* **What you will do**: What follows is a listing; give it again exactly, in its entirety.

* **Data for this exercise**:
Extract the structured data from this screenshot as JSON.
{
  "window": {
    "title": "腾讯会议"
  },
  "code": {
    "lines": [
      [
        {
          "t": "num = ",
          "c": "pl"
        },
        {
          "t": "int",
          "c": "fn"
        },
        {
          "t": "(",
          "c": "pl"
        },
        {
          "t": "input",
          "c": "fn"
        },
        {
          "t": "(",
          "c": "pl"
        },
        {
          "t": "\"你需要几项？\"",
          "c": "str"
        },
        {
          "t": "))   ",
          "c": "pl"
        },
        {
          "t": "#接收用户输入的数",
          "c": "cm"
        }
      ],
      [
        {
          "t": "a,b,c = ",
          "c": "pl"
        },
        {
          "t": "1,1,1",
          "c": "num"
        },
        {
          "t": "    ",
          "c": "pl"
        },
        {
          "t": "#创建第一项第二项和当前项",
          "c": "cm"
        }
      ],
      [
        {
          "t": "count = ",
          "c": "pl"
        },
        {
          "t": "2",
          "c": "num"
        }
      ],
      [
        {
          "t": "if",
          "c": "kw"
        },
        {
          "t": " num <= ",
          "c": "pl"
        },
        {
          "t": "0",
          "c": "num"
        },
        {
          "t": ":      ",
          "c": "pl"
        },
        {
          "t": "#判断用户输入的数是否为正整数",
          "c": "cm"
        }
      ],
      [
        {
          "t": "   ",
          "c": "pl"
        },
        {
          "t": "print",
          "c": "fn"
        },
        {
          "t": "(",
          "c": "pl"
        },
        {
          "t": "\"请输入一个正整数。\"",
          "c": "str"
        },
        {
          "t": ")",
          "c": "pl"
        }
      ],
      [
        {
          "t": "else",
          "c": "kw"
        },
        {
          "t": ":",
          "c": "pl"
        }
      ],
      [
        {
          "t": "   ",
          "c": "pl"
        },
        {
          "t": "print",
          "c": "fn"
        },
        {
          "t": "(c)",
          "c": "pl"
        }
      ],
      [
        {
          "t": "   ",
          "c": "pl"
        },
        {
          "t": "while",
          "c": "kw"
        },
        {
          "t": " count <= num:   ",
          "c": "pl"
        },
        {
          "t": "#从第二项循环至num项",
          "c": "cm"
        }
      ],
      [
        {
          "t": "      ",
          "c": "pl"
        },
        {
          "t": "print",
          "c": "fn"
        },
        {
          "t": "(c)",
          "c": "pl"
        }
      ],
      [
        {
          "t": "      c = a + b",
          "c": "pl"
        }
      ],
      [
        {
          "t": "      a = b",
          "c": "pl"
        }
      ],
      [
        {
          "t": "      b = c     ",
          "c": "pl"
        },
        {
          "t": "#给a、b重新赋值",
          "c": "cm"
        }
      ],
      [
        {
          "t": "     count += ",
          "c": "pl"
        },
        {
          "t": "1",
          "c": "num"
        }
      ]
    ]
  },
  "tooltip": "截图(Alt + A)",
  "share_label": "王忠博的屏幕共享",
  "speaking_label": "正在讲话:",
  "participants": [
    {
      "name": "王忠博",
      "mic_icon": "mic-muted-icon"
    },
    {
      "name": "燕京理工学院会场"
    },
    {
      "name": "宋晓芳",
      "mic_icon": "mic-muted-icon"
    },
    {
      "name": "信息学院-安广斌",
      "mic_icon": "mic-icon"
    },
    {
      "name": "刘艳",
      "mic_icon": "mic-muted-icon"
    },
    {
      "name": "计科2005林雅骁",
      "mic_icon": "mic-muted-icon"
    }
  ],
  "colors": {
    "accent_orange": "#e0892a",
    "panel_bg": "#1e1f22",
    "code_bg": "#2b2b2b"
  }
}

* **Response to this exercise**:
Extract the structured data from this screenshot as JSON.
{
  "window": {
    "title": "腾讯会议"
  },
  "code": {
    "lines": [
      [
        {
          "t": "num = ",
          "c": "pl"
        },
        {
          "t": "int",
          "c": "fn"
        },
        {
          "t": "(",
          "c": "pl"
        },
        {
          "t": "input",
          "c": "fn"
        },
        {
          "t": "(",
          "c": "pl"
        },
        {
          "t": "\"你需要几项？\"",
          "c": "str"
        },
        {
          "t": "))   ",
          "c": "pl"
        },
        {
          "t": "#接收用户输入的数",
          "c": "cm"
        }
      ],
      [
        {
          "t": "a,b,c = ",
          "c": "pl"
        },
        {
          "t": "1,1,1",
          "c": "num"
        },
        {
          "t": "    ",
          "c": "pl"
        },
        {
          "t": "#创建第一项第二项和当前项",
          "c": "cm"
        }
      ],
      [
        {
          "t": "count = ",
          "c": "pl"
        },
        {
          "t": "2",
          "c": "num"
        }
      ],
      [
        {
          "t": "if",
          "c": "kw"
        },
        {
          "t": " num <= ",
          "c": "pl"
        },
        {
          "t": "0",
          "c": "num"
        },
        {
          "t": ":      ",
          "c": "pl"
        },
        {
          "t": "#判断用户输入的数是否为正整数",
          "c": "cm"
        }
      ],
      [
        {
          "t": "   ",
          "c": "pl"
        },
        {
          "t": "print",
          "c": "fn"
        },
        {
          "t": "(",
          "c": "pl"
        },
        {
          "t": "\"请输入一个正整数。\"",
          "c": "str"
        },
        {
          "t": ")",
          "c": "pl"
        }
      ],
      [
        {
          "t": "else",
          "c": "kw"
        },
        {
          "t": ":",
          "c": "pl"
        }
      ],
      [
        {
          "t": "   ",
          "c": "pl"
        },
        {
          "t": "print",
          "c": "fn"
        },
        {
          "t": "(c)",
          "c": "pl"
        }
      ],
      [
        {
          "t": "   ",
          "c": "pl"
        },
        {
          "t": "while",
          "c": "kw"
        },
        {
          "t": " count <= num:   ",
          "c": "pl"
        },
        {
          "t": "#从第二项循环至num项",
          "c": "cm"
        }
      ],
      [
        {
          "t": "      ",
          "c": "pl"
        },
        {
          "t": "print",
          "c": "fn"
        },
        {
          "t": "(c)",
          "c": "pl"
        }
      ],
      [
        {
          "t": "      c = a + b",
          "c": "pl"
        }
      ],
      [
        {
          "t": "      a = b",
          "c": "pl"
        }
      ],
      [
        {
          "t": "      b = c     ",
          "c": "pl"
        },
        {
          "t": "#给a、b重新赋值",
          "c": "cm"
        }
      ],
      [
        {
          "t": "     count += ",
          "c": "pl"
        },
        {
          "t": "1",
          "c": "num"
        }
      ]
    ]
  },
  "tooltip": "截图(Alt + A)",
  "share_label": "王忠博的屏幕共享",
  "speaking_label": "正在讲话:",
  "participants": [
    {
      "name": "王忠博",
      "mic_icon": "mic-muted-icon"
    },
    {
      "name": "燕京理工学院会场"
    },
    {
      "name": "宋晓芳",
      "mic_icon": "mic-muted-icon"
    },
    {
      "name": "信息学院-安广斌",
      "mic_icon": "mic-icon"
    },
    {
      "name": "刘艳",
      "mic_icon": "mic-muted-icon"
    },
    {
      "name": "计科2005林雅骁",
      "mic_icon": "mic-muted-icon"
    }
  ],
  "colors": {
    "accent_orange": "#e0892a",
    "panel_bg": "#1e1f22",
    "code_bg": "#2b2b2b"
  }
}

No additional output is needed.